» **Aim of the task**
What follows is a set of entries. Give them again exactly, without the pictures.
#### Material for this task ####
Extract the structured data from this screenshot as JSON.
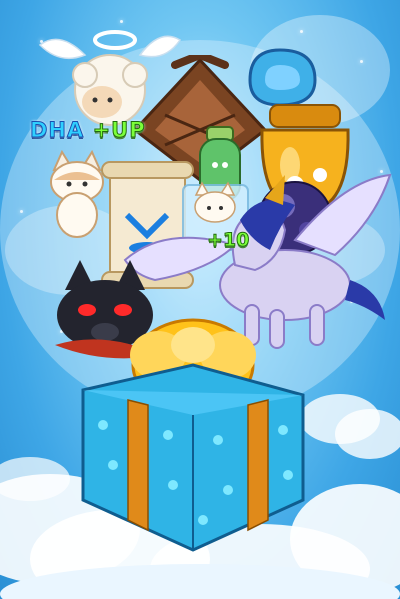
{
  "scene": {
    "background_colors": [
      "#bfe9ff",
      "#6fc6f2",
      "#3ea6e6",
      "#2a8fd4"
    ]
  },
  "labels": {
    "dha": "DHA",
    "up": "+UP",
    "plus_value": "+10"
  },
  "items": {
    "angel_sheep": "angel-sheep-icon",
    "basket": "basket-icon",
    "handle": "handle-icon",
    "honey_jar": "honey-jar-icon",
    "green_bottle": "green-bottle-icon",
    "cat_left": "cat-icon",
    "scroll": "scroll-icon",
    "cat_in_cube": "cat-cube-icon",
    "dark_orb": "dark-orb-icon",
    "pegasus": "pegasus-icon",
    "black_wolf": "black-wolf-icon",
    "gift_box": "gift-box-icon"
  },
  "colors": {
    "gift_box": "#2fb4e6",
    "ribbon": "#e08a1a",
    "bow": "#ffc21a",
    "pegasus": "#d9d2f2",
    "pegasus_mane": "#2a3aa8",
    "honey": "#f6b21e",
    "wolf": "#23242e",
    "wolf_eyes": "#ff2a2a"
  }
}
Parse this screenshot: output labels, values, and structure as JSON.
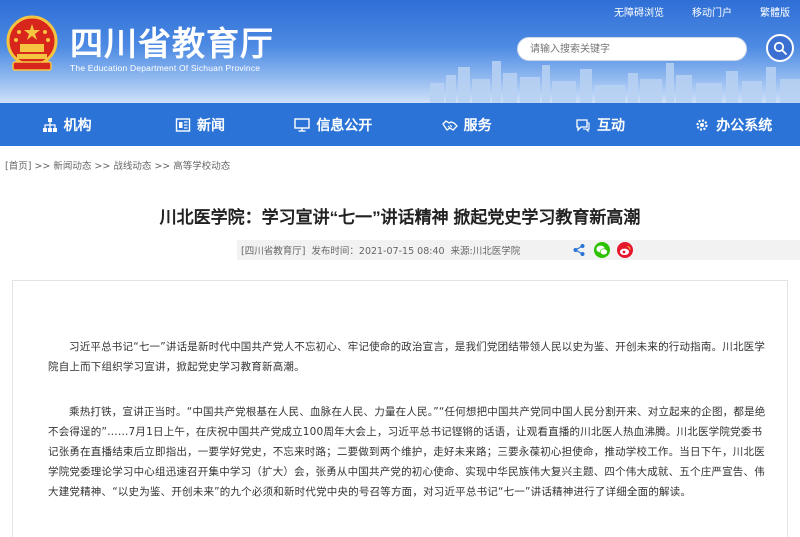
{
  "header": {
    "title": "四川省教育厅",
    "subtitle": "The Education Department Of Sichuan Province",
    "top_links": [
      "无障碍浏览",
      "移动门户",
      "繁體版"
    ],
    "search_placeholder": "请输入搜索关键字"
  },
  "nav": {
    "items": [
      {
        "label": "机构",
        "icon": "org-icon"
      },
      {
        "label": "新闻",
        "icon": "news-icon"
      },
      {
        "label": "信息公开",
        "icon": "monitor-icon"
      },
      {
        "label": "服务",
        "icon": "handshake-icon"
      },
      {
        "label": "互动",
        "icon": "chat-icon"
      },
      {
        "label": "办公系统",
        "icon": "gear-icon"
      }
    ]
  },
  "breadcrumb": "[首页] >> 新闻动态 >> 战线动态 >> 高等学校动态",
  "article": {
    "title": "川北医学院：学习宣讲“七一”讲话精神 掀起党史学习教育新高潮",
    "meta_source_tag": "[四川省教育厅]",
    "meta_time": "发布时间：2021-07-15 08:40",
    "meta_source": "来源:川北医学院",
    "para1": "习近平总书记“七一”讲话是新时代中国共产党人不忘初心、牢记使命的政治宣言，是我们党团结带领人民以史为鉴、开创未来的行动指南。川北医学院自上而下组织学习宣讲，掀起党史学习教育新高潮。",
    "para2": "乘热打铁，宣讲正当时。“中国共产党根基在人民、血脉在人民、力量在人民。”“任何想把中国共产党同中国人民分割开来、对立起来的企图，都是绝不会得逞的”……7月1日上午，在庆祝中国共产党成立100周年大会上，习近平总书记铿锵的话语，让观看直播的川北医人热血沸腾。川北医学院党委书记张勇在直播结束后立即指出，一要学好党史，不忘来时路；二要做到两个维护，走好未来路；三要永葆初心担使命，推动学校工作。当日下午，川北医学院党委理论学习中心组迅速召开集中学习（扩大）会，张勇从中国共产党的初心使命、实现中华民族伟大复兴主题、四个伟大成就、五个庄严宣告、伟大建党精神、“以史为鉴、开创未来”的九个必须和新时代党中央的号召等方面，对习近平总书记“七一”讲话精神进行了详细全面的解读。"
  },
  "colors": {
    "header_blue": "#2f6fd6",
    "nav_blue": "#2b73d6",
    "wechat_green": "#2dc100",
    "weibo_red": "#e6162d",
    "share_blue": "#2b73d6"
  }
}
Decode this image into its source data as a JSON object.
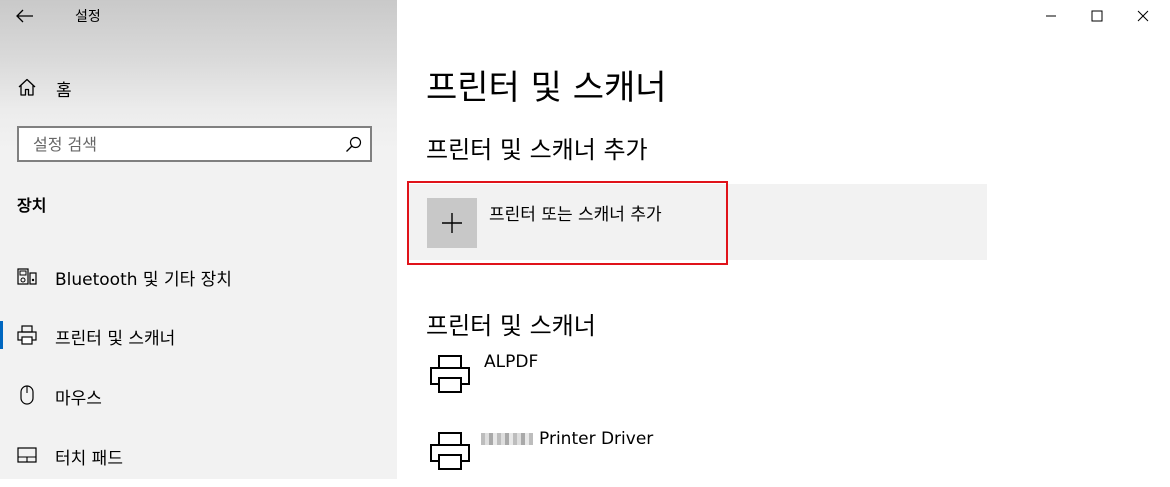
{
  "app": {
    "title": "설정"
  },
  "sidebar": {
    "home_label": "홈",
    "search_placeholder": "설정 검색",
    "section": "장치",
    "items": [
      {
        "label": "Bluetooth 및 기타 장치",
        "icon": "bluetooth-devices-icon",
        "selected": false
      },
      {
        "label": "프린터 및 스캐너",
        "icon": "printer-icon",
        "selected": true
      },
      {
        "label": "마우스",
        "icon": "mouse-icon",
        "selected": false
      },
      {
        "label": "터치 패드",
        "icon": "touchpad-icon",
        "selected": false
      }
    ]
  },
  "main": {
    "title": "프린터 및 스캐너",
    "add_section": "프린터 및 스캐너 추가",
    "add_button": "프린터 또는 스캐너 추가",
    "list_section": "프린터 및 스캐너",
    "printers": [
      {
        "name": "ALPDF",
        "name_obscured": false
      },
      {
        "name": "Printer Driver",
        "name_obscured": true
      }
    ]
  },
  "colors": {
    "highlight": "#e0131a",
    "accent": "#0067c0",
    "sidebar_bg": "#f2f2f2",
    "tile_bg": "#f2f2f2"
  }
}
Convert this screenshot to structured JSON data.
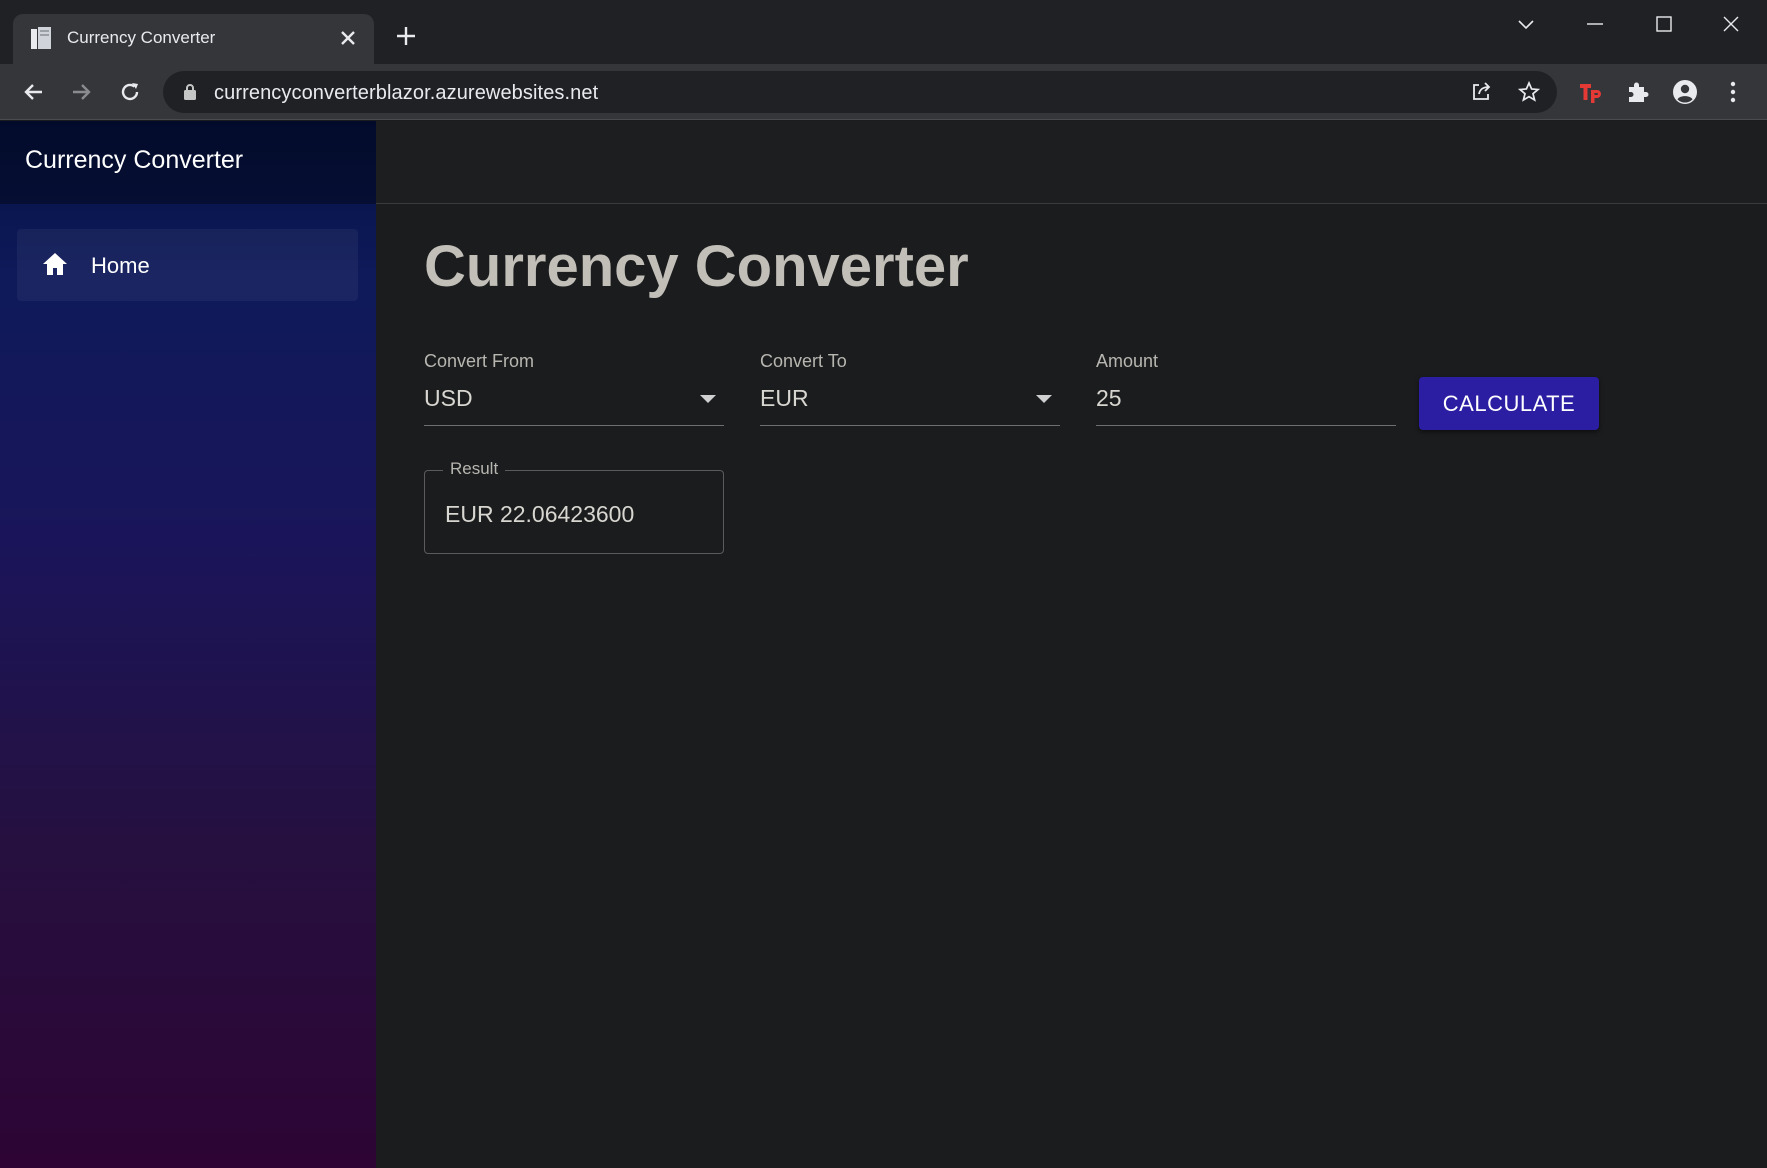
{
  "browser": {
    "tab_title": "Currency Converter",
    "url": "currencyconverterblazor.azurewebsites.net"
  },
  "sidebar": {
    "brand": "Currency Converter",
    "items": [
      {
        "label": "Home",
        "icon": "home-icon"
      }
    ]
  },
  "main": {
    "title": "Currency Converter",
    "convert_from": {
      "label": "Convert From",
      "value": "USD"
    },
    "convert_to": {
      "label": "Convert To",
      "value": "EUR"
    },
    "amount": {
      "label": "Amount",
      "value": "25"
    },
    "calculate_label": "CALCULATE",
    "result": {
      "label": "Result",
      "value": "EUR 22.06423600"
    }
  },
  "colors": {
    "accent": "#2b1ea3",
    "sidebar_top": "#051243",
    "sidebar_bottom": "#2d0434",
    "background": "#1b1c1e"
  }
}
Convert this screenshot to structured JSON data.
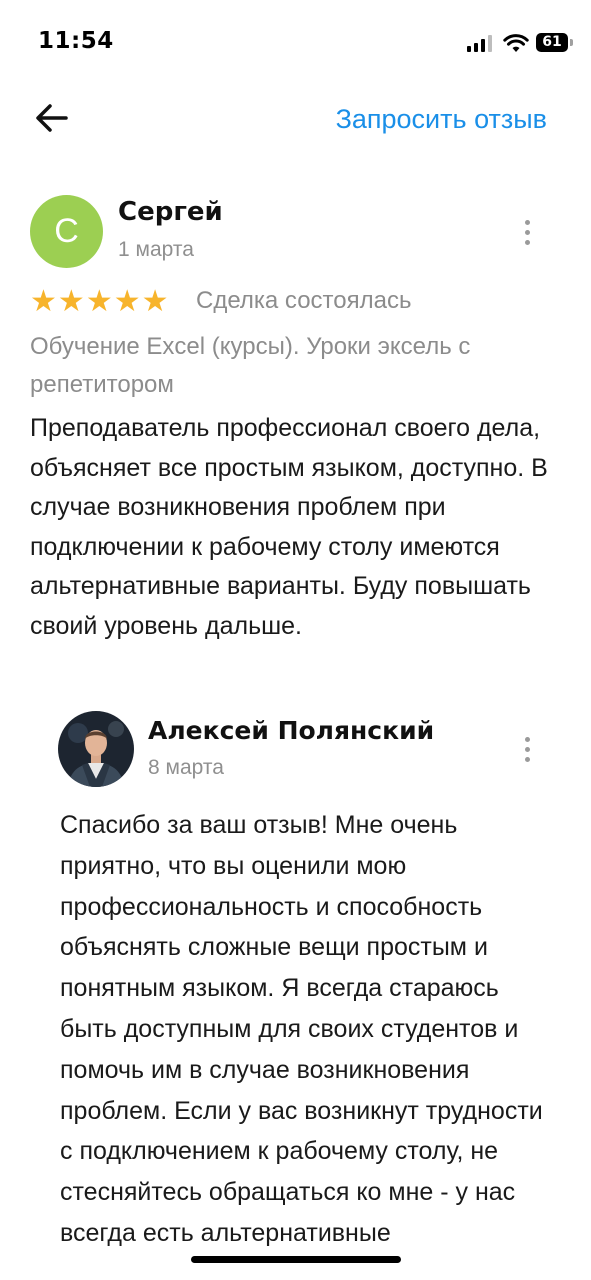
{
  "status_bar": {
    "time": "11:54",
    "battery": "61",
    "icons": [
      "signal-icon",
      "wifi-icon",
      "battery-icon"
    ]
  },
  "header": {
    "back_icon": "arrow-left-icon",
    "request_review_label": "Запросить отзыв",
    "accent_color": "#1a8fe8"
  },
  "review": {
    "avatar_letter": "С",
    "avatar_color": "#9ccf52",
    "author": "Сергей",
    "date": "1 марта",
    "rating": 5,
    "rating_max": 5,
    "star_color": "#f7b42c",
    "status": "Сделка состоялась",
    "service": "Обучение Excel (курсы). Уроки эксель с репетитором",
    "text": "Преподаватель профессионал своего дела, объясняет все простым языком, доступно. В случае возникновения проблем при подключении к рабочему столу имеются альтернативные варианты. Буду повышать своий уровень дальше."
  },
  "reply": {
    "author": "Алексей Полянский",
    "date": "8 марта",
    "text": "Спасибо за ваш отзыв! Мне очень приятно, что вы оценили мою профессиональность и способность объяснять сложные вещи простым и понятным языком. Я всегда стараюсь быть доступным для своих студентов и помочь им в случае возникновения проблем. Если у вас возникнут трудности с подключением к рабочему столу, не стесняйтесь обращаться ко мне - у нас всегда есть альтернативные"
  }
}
####
» **Finished answer**
Extract the structured data from this screenshot as JSON.
{
  "scene": {
    "background_colors": [
      "#bfe9ff",
      "#6fc6f2",
      "#3ea6e6",
      "#2a8fd4"
    ]
  },
  "labels": {
    "dha": "DHA",
    "up": "+UP",
    "plus_value": "+10"
  },
  "items": {
    "angel_sheep": "angel-sheep-icon",
    "basket": "basket-icon",
    "handle": "handle-icon",
    "honey_jar": "honey-jar-icon",
    "green_bottle": "green-bottle-icon",
    "cat_left": "cat-icon",
    "scroll": "scroll-icon",
    "cat_in_cube": "cat-cube-icon",
    "dark_orb": "dark-orb-icon",
    "pegasus": "pegasus-icon",
    "black_wolf": "black-wolf-icon",
    "gift_box": "gift-box-icon"
  },
  "colors": {
    "gift_box": "#2fb4e6",
    "ribbon": "#e08a1a",
    "bow": "#ffc21a",
    "pegasus": "#d9d2f2",
    "pegasus_mane": "#2a3aa8",
    "honey": "#f6b21e",
    "wolf": "#23242e",
    "wolf_eyes": "#ff2a2a"
  }
}
Parse this screenshot: output labels, values, and structure as JSON.
{
  "header": {
    "title": "四川省教育厅",
    "subtitle": "The Education Department Of Sichuan Province",
    "top_links": [
      "无障碍浏览",
      "移动门户",
      "繁體版"
    ],
    "search_placeholder": "请输入搜索关键字"
  },
  "nav": {
    "items": [
      {
        "label": "机构",
        "icon": "org-icon"
      },
      {
        "label": "新闻",
        "icon": "news-icon"
      },
      {
        "label": "信息公开",
        "icon": "monitor-icon"
      },
      {
        "label": "服务",
        "icon": "handshake-icon"
      },
      {
        "label": "互动",
        "icon": "chat-icon"
      },
      {
        "label": "办公系统",
        "icon": "gear-icon"
      }
    ]
  },
  "breadcrumb": "[首页] >> 新闻动态 >> 战线动态 >> 高等学校动态",
  "article": {
    "title": "川北医学院：学习宣讲“七一”讲话精神 掀起党史学习教育新高潮",
    "meta_source_tag": "[四川省教育厅]",
    "meta_time": "发布时间：2021-07-15 08:40",
    "meta_source": "来源:川北医学院",
    "para1": "习近平总书记“七一”讲话是新时代中国共产党人不忘初心、牢记使命的政治宣言，是我们党团结带领人民以史为鉴、开创未来的行动指南。川北医学院自上而下组织学习宣讲，掀起党史学习教育新高潮。",
    "para2": "乘热打铁，宣讲正当时。“中国共产党根基在人民、血脉在人民、力量在人民。”“任何想把中国共产党同中国人民分割开来、对立起来的企图，都是绝不会得逞的”……7月1日上午，在庆祝中国共产党成立100周年大会上，习近平总书记铿锵的话语，让观看直播的川北医人热血沸腾。川北医学院党委书记张勇在直播结束后立即指出，一要学好党史，不忘来时路；二要做到两个维护，走好未来路；三要永葆初心担使命，推动学校工作。当日下午，川北医学院党委理论学习中心组迅速召开集中学习（扩大）会，张勇从中国共产党的初心使命、实现中华民族伟大复兴主题、四个伟大成就、五个庄严宣告、伟大建党精神、“以史为鉴、开创未来”的九个必须和新时代党中央的号召等方面，对习近平总书记“七一”讲话精神进行了详细全面的解读。"
  },
  "colors": {
    "header_blue": "#2f6fd6",
    "nav_blue": "#2b73d6",
    "wechat_green": "#2dc100",
    "weibo_red": "#e6162d",
    "share_blue": "#2b73d6"
  }
}
Decode this image into its source data as a JSON object.
{
  "app": {
    "title": "설정"
  },
  "sidebar": {
    "home_label": "홈",
    "search_placeholder": "설정 검색",
    "section": "장치",
    "items": [
      {
        "label": "Bluetooth 및 기타 장치",
        "icon": "bluetooth-devices-icon",
        "selected": false
      },
      {
        "label": "프린터 및 스캐너",
        "icon": "printer-icon",
        "selected": true
      },
      {
        "label": "마우스",
        "icon": "mouse-icon",
        "selected": false
      },
      {
        "label": "터치 패드",
        "icon": "touchpad-icon",
        "selected": false
      }
    ]
  },
  "main": {
    "title": "프린터 및 스캐너",
    "add_section": "프린터 및 스캐너 추가",
    "add_button": "프린터 또는 스캐너 추가",
    "list_section": "프린터 및 스캐너",
    "printers": [
      {
        "name": "ALPDF",
        "name_obscured": false
      },
      {
        "name": "Printer Driver",
        "name_obscured": true
      }
    ]
  },
  "colors": {
    "highlight": "#e0131a",
    "accent": "#0067c0",
    "sidebar_bg": "#f2f2f2",
    "tile_bg": "#f2f2f2"
  }
}
Convert this screenshot to structured JSON data.
{
  "browser": {
    "tab_title": "Currency Converter",
    "url": "currencyconverterblazor.azurewebsites.net"
  },
  "sidebar": {
    "brand": "Currency Converter",
    "items": [
      {
        "label": "Home",
        "icon": "home-icon"
      }
    ]
  },
  "main": {
    "title": "Currency Converter",
    "convert_from": {
      "label": "Convert From",
      "value": "USD"
    },
    "convert_to": {
      "label": "Convert To",
      "value": "EUR"
    },
    "amount": {
      "label": "Amount",
      "value": "25"
    },
    "calculate_label": "CALCULATE",
    "result": {
      "label": "Result",
      "value": "EUR 22.06423600"
    }
  },
  "colors": {
    "accent": "#2b1ea3",
    "sidebar_top": "#051243",
    "sidebar_bottom": "#2d0434",
    "background": "#1b1c1e"
  }
}
Convert this screenshot to structured JSON data.
{
  "status_bar": {
    "time": "11:54",
    "battery": "61",
    "icons": [
      "signal-icon",
      "wifi-icon",
      "battery-icon"
    ]
  },
  "header": {
    "back_icon": "arrow-left-icon",
    "request_review_label": "Запросить отзыв",
    "accent_color": "#1a8fe8"
  },
  "review": {
    "avatar_letter": "С",
    "avatar_color": "#9ccf52",
    "author": "Сергей",
    "date": "1 марта",
    "rating": 5,
    "rating_max": 5,
    "star_color": "#f7b42c",
    "status": "Сделка состоялась",
    "service": "Обучение Excel (курсы). Уроки эксель с репетитором",
    "text": "Преподаватель профессионал своего дела, объясняет все простым языком, доступно. В случае возникновения проблем при подключении к рабочему столу имеются альтернативные варианты. Буду повышать своий уровень дальше."
  },
  "reply": {
    "author": "Алексей Полянский",
    "date": "8 марта",
    "text": "Спасибо за ваш отзыв! Мне очень приятно, что вы оценили мою профессиональность и способность объяснять сложные вещи простым и понятным языком. Я всегда стараюсь быть доступным для своих студентов и помочь им в случае возникновения проблем. Если у вас возникнут трудности с подключением к рабочему столу, не стесняйтесь обращаться ко мне - у нас всегда есть альтернативные"
  }
}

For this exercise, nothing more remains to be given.